▶ [Exercises to complete]
• a. Summarize the directory discussion in two sentences.
• b. Reproduce the directory discussion from "Hm, is ezachte" to "to directories there.", word for word.
• c. In the directory discussion, list every stat1005 source path that the proposal pairs with an rsync destination.

▶ [Page]

What we'd like this to change to for the new servers labstore1006 & 7:

  • Local jobs run by Erik Zachte in stat1005 that write to specific places in /srv (in stat1005).
  • Rsync jobs that run on labstore1006 & 7 that fetch data from /srv on stat1005.
  • Proposal for new directory structure in stat1005:
- /srv/analytics/wikistats_1                                -> rsync to https://dumps.wikimedia.org/other/wikistats_1/ (_1 added to folder name, as we now also have wikistats 2 project) 

!!! this is a new url which replaces https://dumps.wikimedia.org/other/pagecounts-ez/wikistats/ 
    I don't expect it will break any automated downloads, as I expect all downloads are manual, but a redirection from old url could be useful

!!! no need to copy data from dataset1001 for this folder (I repackaged data into more zip files, some with new names, new rsync will find all files needed on /srv/analtytics/wikistats_1)

- /srv/analytics/pagecounts-ez/merged/            -> rsync to https://dumps.wikimedia.org/other/pagecounts-ez/merged
- /srv/analytics/pagecounts-ez/projectcounts/   -> rsync to https://dumps.wikimedia.org/other/pagecounts-ez/projectcounts
- /srv/analytics/pagecounts-ez/projectviews/    -> rsync to https://dumps.wikimedia.org/other/pagecounts-ez/projectviews

- /srv/media/contest_winners/WLM (Wiki Loves Monuments, at present only WLM contains data) -> rsync to https://dumps.wikimedia.org/other/media/contest_winners/WLM/
- /srv/media/contest_winners/WLA (Wiki Loves Africa)                                                                     -> rsync to https://dumps.wikimedia.org/other/media/contest_winners/WLA/
- /srv/media/contest_winners/WLE (wiki Loves Earth)                                                                      ->  rsync to https://dumps.wikimedia.org/other/media/contest_winners/WLE/

@Ottomata or @elukey - Do y'all have any opinions on hosting this data in /srv, or the directory structure? Also we'd need to allow for Erik to be able to write to these directories, and give read only rsync permissions for labstore1006 & 7 to fetch this data.

Hm, is ezachte the only one that pushes to dataset1001?

Proposal for new directory structure in stat1005

Hm, if all that we are doing is making his user's crons write to new locations in /srv, that's fine with me. I'd just make this /srv/wikistats_1 (no /analytics), and chown it stats:wikidev 0775. Then Erik should be able to change his jobs to write to directories there.

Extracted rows
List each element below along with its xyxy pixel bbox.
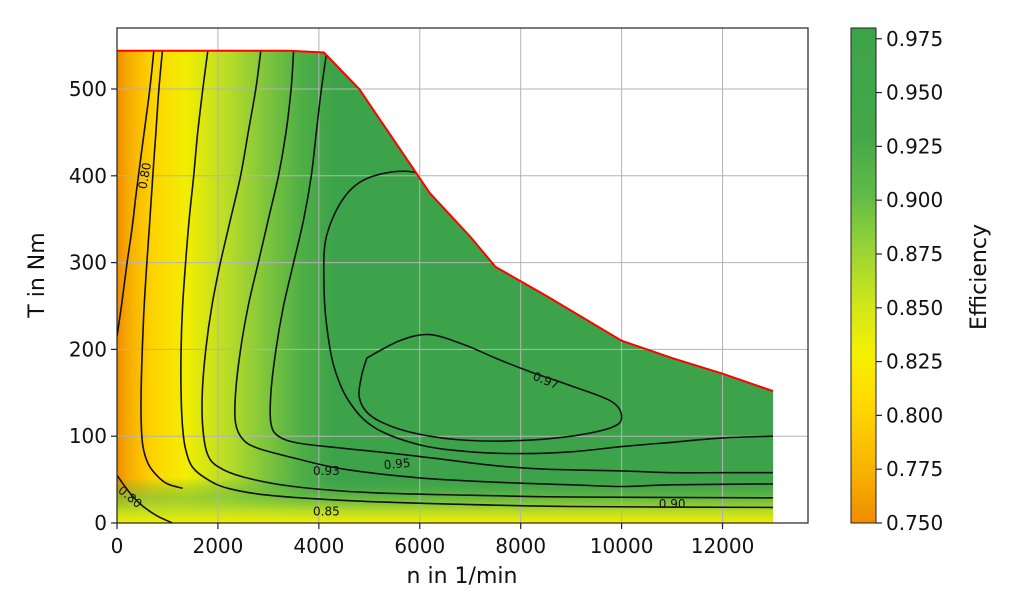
colorbar-tick-label: 0.950	[886, 81, 943, 105]
x-axis-label: n in 1/min	[407, 564, 518, 589]
max-torque-line	[117, 49, 774, 393]
colorbar-tick-label: 0.900	[886, 188, 943, 212]
contour-line	[117, 474, 173, 524]
contour-label: 0.93	[313, 464, 340, 478]
colorbar-tick-label: 0.775	[886, 457, 943, 481]
contour-line	[233, 50, 773, 488]
contour-label-text: 0.90	[659, 497, 686, 511]
x-tick-label: 0	[111, 534, 124, 558]
contour-line	[358, 333, 623, 442]
x-tick-label: 6000	[394, 534, 445, 558]
colorbar-tick-label: 0.875	[886, 242, 943, 266]
colorbar-tick-label: 0.825	[886, 350, 943, 374]
colorbar-tick-label: 0.975	[886, 27, 943, 51]
max-torque-curve	[117, 49, 774, 393]
colorbar-gradient-bar	[850, 27, 877, 524]
y-tick-label: 200	[69, 337, 107, 361]
y-tick-label: 300	[69, 251, 107, 275]
contour-line	[140, 50, 183, 490]
x-tick-label: 4000	[293, 534, 344, 558]
contour-line	[201, 50, 773, 499]
axis-ticks: 0 2000 4000 6000 8000 10000 12000 0 100 200 300 400…	[69, 77, 755, 558]
efficiency-fill	[117, 50, 773, 524]
colorbar-tick-label: 0.925	[886, 134, 943, 158]
y-tick-label: 500	[69, 77, 107, 101]
x-tick-label: 2000	[192, 534, 243, 558]
x-tick-label: 10000	[590, 534, 654, 558]
contour-label-text: 0.85	[313, 505, 340, 519]
plot-frame	[116, 27, 809, 524]
colorbar-ticks: 0.750 0.775 0.800 0.825 0.850 0.875 0.900 0.925…	[876, 27, 943, 535]
contour-label: 0.90	[659, 497, 686, 511]
contour-label-text: 0.80	[136, 161, 154, 190]
contour-label: 0.80	[136, 161, 154, 190]
colorbar-tick-label: 0.750	[886, 511, 943, 535]
contour-line	[117, 50, 155, 337]
y-axis-label: T in Nm	[25, 232, 50, 318]
efficiency-region	[117, 50, 773, 524]
colorbar-tick-label: 0.800	[886, 403, 943, 427]
contour-label: 0.85	[313, 505, 340, 519]
y-tick-label: 100	[69, 424, 107, 448]
contour-label-text: 0.93	[313, 464, 340, 478]
colorbar-tick-label: 0.850	[886, 296, 943, 320]
colorbar-label: Efficiency	[967, 224, 992, 330]
contour-line	[180, 50, 773, 509]
contour-line	[269, 54, 773, 474]
y-tick-label: 400	[69, 164, 107, 188]
contour-label: 0.95	[383, 456, 411, 472]
x-tick-label: 8000	[495, 534, 546, 558]
contour-label-text: 0.95	[383, 456, 411, 472]
y-tick-label: 0	[94, 511, 107, 535]
x-tick-label: 12000	[691, 534, 755, 558]
colorbar: 0.750 0.775 0.800 0.825 0.850 0.875 0.900 0.925…	[850, 27, 992, 535]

▶ [Solutions to the exercise]
• a. The discussion proposes a new directory structure under /srv on stat1005, where Erik Zachte's local jobs would write data that labstore1006 and 7 fetch by rsync for publication on dumps.wikimedia.org, including a new wikistats_1 URL that replaces the old pagecounts-ez/wikistats one. A reply accepts the plan if only his user's crons change to write to new locations, and suggests /srv/wikistats_1 without /analytics, owned by stats:wikidev with mode 0775.

• b.
Hm, is ezachte the only one that pushes to dataset1001?

Proposal for new directory structure in stat1005

Hm, if all that we are doing is making his user's crons write to new locations in /srv, that's fine with me. I'd just make this /srv/wikistats_1 (no /analytics), and chown it stats:wikidev 0775. Then Erik should be able to change his jobs to write to directories there.

• c.
/srv/analytics/wikistats_1
/srv/analytics/pagecounts-ez/merged/
/srv/analytics/pagecounts-ez/projectcounts/
/srv/analytics/pagecounts-ez/projectviews/
/srv/media/contest_winners/WLM
/srv/media/contest_winners/WLA
/srv/media/contest_winners/WLE